>>>
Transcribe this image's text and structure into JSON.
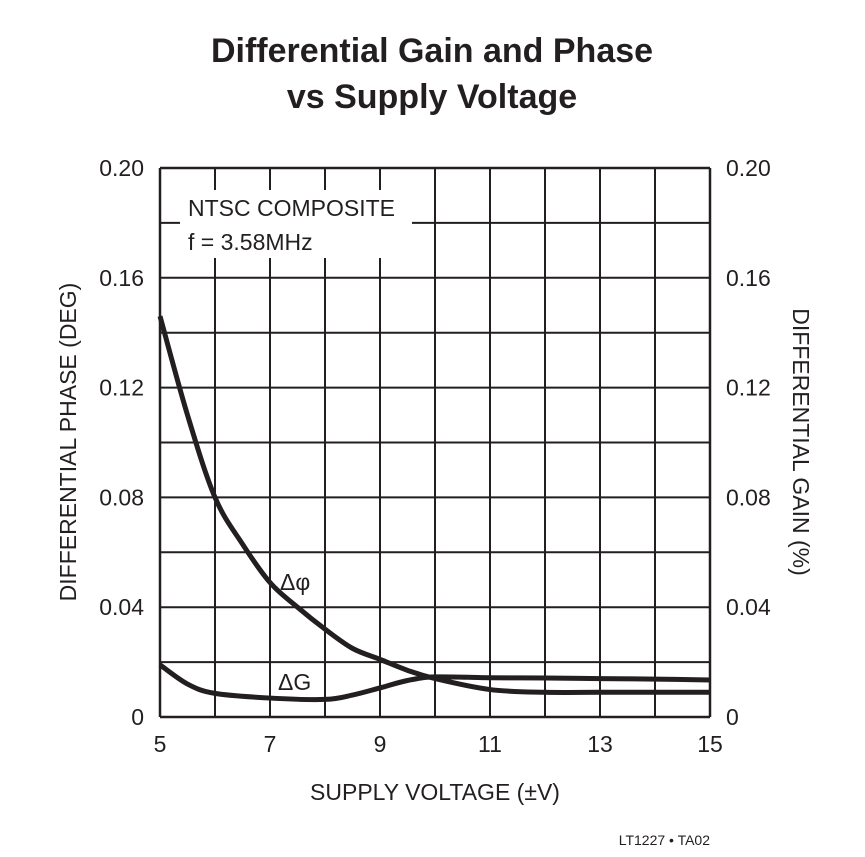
{
  "chart_data": {
    "type": "line",
    "title": [
      "Differential Gain and Phase",
      "vs Supply Voltage"
    ],
    "xlabel": "SUPPLY VOLTAGE (±V)",
    "ylabel": "DIFFERENTIAL PHASE (DEG)",
    "y2label": "DIFFERENTIAL GAIN (%)",
    "xlim": [
      5,
      15
    ],
    "ylim": [
      0,
      0.2
    ],
    "y2lim": [
      0,
      0.2
    ],
    "grid": true,
    "xticks": [
      "5",
      "7",
      "9",
      "11",
      "13",
      "15"
    ],
    "yticks": [
      "0",
      "0.04",
      "0.08",
      "0.12",
      "0.16",
      "0.20"
    ],
    "y2ticks": [
      "0",
      "0.04",
      "0.08",
      "0.12",
      "0.16",
      "0.20"
    ],
    "annotation": [
      "NTSC COMPOSITE",
      "f = 3.58MHz"
    ],
    "series": [
      {
        "name": "Δφ",
        "axis": "left",
        "x": [
          5,
          5.5,
          6,
          6.5,
          7,
          7.5,
          8,
          8.5,
          9,
          9.5,
          10,
          11,
          12,
          13,
          14,
          15
        ],
        "y": [
          0.146,
          0.11,
          0.08,
          0.063,
          0.049,
          0.04,
          0.032,
          0.025,
          0.021,
          0.017,
          0.014,
          0.01,
          0.009,
          0.009,
          0.009,
          0.009
        ]
      },
      {
        "name": "ΔG",
        "axis": "right",
        "x": [
          5,
          5.5,
          6,
          7,
          8,
          8.5,
          9,
          9.5,
          10,
          11,
          12,
          13,
          14,
          15
        ],
        "y": [
          0.019,
          0.012,
          0.0086,
          0.0069,
          0.0064,
          0.008,
          0.0106,
          0.0133,
          0.0146,
          0.0143,
          0.0142,
          0.014,
          0.0138,
          0.0135
        ]
      }
    ]
  },
  "footer": "LT1227 • TA02"
}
<<<
YOUR INSTRUCTIONS
Make a word-for-word copy of the entries, without any pictures.

RESULT OF THE TASK
Transcribe this image's text and structure into JSON.
{
  "chart_data": {
    "type": "line",
    "title": [
      "Differential Gain and Phase",
      "vs Supply Voltage"
    ],
    "xlabel": "SUPPLY VOLTAGE (±V)",
    "ylabel": "DIFFERENTIAL PHASE (DEG)",
    "y2label": "DIFFERENTIAL GAIN (%)",
    "xlim": [
      5,
      15
    ],
    "ylim": [
      0,
      0.2
    ],
    "y2lim": [
      0,
      0.2
    ],
    "grid": true,
    "xticks": [
      "5",
      "7",
      "9",
      "11",
      "13",
      "15"
    ],
    "yticks": [
      "0",
      "0.04",
      "0.08",
      "0.12",
      "0.16",
      "0.20"
    ],
    "y2ticks": [
      "0",
      "0.04",
      "0.08",
      "0.12",
      "0.16",
      "0.20"
    ],
    "annotation": [
      "NTSC COMPOSITE",
      "f = 3.58MHz"
    ],
    "series": [
      {
        "name": "Δφ",
        "axis": "left",
        "x": [
          5,
          5.5,
          6,
          6.5,
          7,
          7.5,
          8,
          8.5,
          9,
          9.5,
          10,
          11,
          12,
          13,
          14,
          15
        ],
        "y": [
          0.146,
          0.11,
          0.08,
          0.063,
          0.049,
          0.04,
          0.032,
          0.025,
          0.021,
          0.017,
          0.014,
          0.01,
          0.009,
          0.009,
          0.009,
          0.009
        ]
      },
      {
        "name": "ΔG",
        "axis": "right",
        "x": [
          5,
          5.5,
          6,
          7,
          8,
          8.5,
          9,
          9.5,
          10,
          11,
          12,
          13,
          14,
          15
        ],
        "y": [
          0.019,
          0.012,
          0.0086,
          0.0069,
          0.0064,
          0.008,
          0.0106,
          0.0133,
          0.0146,
          0.0143,
          0.0142,
          0.014,
          0.0138,
          0.0135
        ]
      }
    ]
  },
  "footer": "LT1227 • TA02"
}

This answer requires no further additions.